LISTED RECORDS –
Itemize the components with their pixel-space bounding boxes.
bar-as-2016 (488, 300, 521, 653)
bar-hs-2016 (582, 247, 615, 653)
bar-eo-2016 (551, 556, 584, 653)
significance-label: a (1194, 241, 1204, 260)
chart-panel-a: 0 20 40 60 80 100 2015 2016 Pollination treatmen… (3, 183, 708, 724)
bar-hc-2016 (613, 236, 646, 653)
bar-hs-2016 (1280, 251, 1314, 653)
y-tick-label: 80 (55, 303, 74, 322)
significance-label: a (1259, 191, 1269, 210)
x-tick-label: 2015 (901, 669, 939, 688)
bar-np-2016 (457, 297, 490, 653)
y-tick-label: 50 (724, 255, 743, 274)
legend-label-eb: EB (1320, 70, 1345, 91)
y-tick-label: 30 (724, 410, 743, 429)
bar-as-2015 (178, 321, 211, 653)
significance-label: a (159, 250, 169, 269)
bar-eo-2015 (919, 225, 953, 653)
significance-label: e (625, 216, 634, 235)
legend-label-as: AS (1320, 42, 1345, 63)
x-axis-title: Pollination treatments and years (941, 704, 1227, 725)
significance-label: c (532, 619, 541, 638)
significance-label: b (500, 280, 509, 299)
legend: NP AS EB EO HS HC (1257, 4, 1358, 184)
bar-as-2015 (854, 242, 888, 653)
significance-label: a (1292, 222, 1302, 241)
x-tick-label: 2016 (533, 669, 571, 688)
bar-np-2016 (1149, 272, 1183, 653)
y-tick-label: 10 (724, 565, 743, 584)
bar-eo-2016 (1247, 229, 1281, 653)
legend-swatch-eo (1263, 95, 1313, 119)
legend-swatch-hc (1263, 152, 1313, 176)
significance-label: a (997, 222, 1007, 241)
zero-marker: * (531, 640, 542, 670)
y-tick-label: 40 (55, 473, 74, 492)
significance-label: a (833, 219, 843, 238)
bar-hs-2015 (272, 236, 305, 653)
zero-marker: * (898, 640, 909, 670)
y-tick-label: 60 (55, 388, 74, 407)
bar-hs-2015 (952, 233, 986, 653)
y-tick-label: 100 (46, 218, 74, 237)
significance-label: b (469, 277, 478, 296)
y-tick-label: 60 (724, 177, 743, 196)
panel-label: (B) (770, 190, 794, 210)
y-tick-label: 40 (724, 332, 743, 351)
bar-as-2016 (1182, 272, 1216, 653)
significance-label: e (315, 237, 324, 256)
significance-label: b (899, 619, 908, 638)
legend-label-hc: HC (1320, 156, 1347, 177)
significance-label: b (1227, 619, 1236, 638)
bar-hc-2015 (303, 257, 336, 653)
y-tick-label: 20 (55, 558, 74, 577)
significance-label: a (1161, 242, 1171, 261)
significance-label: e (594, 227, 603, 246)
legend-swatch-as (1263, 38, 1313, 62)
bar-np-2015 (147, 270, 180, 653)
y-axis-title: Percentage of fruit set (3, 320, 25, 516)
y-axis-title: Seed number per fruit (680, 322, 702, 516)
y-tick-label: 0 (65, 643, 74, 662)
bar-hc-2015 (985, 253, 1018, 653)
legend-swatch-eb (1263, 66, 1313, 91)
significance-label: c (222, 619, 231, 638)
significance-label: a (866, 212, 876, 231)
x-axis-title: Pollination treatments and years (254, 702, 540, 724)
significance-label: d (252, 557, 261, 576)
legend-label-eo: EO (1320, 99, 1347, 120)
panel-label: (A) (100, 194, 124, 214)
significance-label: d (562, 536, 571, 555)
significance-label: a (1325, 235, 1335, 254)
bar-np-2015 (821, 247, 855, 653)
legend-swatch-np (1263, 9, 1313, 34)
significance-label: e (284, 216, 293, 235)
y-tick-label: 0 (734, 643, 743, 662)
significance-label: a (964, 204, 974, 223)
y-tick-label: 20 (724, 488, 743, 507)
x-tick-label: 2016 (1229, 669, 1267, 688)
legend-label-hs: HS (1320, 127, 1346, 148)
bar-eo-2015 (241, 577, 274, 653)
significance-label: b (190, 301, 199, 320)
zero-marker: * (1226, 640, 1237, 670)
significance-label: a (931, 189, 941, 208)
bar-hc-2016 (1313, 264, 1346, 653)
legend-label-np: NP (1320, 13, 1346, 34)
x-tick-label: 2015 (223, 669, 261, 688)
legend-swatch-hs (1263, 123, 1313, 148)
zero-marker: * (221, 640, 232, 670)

DESCRIPTION OF THE TASK – Update every row above by replacing "significance-label" with "letter-label", and leave everything else unchanged.

ANSWER TO THE PROBLEM –
Itemize the components with their pixel-space bounding boxes.
bar-as-2016 (488, 300, 521, 653)
bar-hs-2016 (582, 247, 615, 653)
bar-eo-2016 (551, 556, 584, 653)
letter-label: a (1194, 241, 1204, 260)
chart-panel-a: 0 20 40 60 80 100 2015 2016 Pollination treatmen… (3, 183, 708, 724)
bar-hc-2016 (613, 236, 646, 653)
bar-hs-2016 (1280, 251, 1314, 653)
y-tick-label: 80 (55, 303, 74, 322)
letter-label: a (1259, 191, 1269, 210)
x-tick-label: 2015 (901, 669, 939, 688)
bar-np-2016 (457, 297, 490, 653)
y-tick-label: 50 (724, 255, 743, 274)
legend-label-eb: EB (1320, 70, 1345, 91)
y-tick-label: 30 (724, 410, 743, 429)
bar-as-2015 (178, 321, 211, 653)
letter-label: a (159, 250, 169, 269)
bar-eo-2015 (919, 225, 953, 653)
letter-label: e (625, 216, 634, 235)
legend-label-as: AS (1320, 42, 1345, 63)
x-axis-title: Pollination treatments and years (941, 704, 1227, 725)
letter-label: c (532, 619, 541, 638)
letter-label: b (500, 280, 509, 299)
legend: NP AS EB EO HS HC (1257, 4, 1358, 184)
bar-as-2015 (854, 242, 888, 653)
letter-label: a (1292, 222, 1302, 241)
x-tick-label: 2016 (533, 669, 571, 688)
bar-np-2016 (1149, 272, 1183, 653)
y-tick-label: 10 (724, 565, 743, 584)
bar-eo-2016 (1247, 229, 1281, 653)
legend-swatch-eo (1263, 95, 1313, 119)
legend-swatch-hc (1263, 152, 1313, 176)
letter-label: a (997, 222, 1007, 241)
zero-marker: * (531, 640, 542, 670)
y-tick-label: 40 (55, 473, 74, 492)
letter-label: a (833, 219, 843, 238)
bar-hs-2015 (272, 236, 305, 653)
zero-marker: * (898, 640, 909, 670)
y-tick-label: 60 (55, 388, 74, 407)
bar-hs-2015 (952, 233, 986, 653)
y-tick-label: 100 (46, 218, 74, 237)
letter-label: b (469, 277, 478, 296)
y-tick-label: 60 (724, 177, 743, 196)
panel-label: (B) (770, 190, 794, 210)
y-tick-label: 40 (724, 332, 743, 351)
bar-as-2016 (1182, 272, 1216, 653)
letter-label: e (315, 237, 324, 256)
letter-label: b (899, 619, 908, 638)
legend-label-hc: HC (1320, 156, 1347, 177)
letter-label: b (1227, 619, 1236, 638)
bar-hc-2015 (303, 257, 336, 653)
y-tick-label: 20 (55, 558, 74, 577)
letter-label: a (1161, 242, 1171, 261)
letter-label: e (594, 227, 603, 246)
legend-swatch-as (1263, 38, 1313, 62)
bar-np-2015 (147, 270, 180, 653)
y-axis-title: Percentage of fruit set (3, 320, 25, 516)
y-axis-title: Seed number per fruit (680, 322, 702, 516)
y-tick-label: 0 (65, 643, 74, 662)
bar-hc-2015 (985, 253, 1018, 653)
legend-swatch-eb (1263, 66, 1313, 91)
letter-label: c (222, 619, 231, 638)
letter-label: a (866, 212, 876, 231)
x-axis-title: Pollination treatments and years (254, 702, 540, 724)
letter-label: d (252, 557, 261, 576)
legend-label-eo: EO (1320, 99, 1347, 120)
panel-label: (A) (100, 194, 124, 214)
letter-label: d (562, 536, 571, 555)
letter-label: a (1325, 235, 1335, 254)
bar-np-2015 (821, 247, 855, 653)
legend-swatch-np (1263, 9, 1313, 34)
letter-label: e (284, 216, 293, 235)
y-tick-label: 0 (734, 643, 743, 662)
letter-label: a (964, 204, 974, 223)
y-tick-label: 20 (724, 488, 743, 507)
x-tick-label: 2016 (1229, 669, 1267, 688)
legend-label-hs: HS (1320, 127, 1346, 148)
bar-eo-2015 (241, 577, 274, 653)
letter-label: b (190, 301, 199, 320)
zero-marker: * (1226, 640, 1237, 670)
letter-label: a (931, 189, 941, 208)
bar-hc-2016 (1313, 264, 1346, 653)
legend-label-np: NP (1320, 13, 1346, 34)
x-tick-label: 2015 (223, 669, 261, 688)
legend-swatch-hs (1263, 123, 1313, 148)
zero-marker: * (221, 640, 232, 670)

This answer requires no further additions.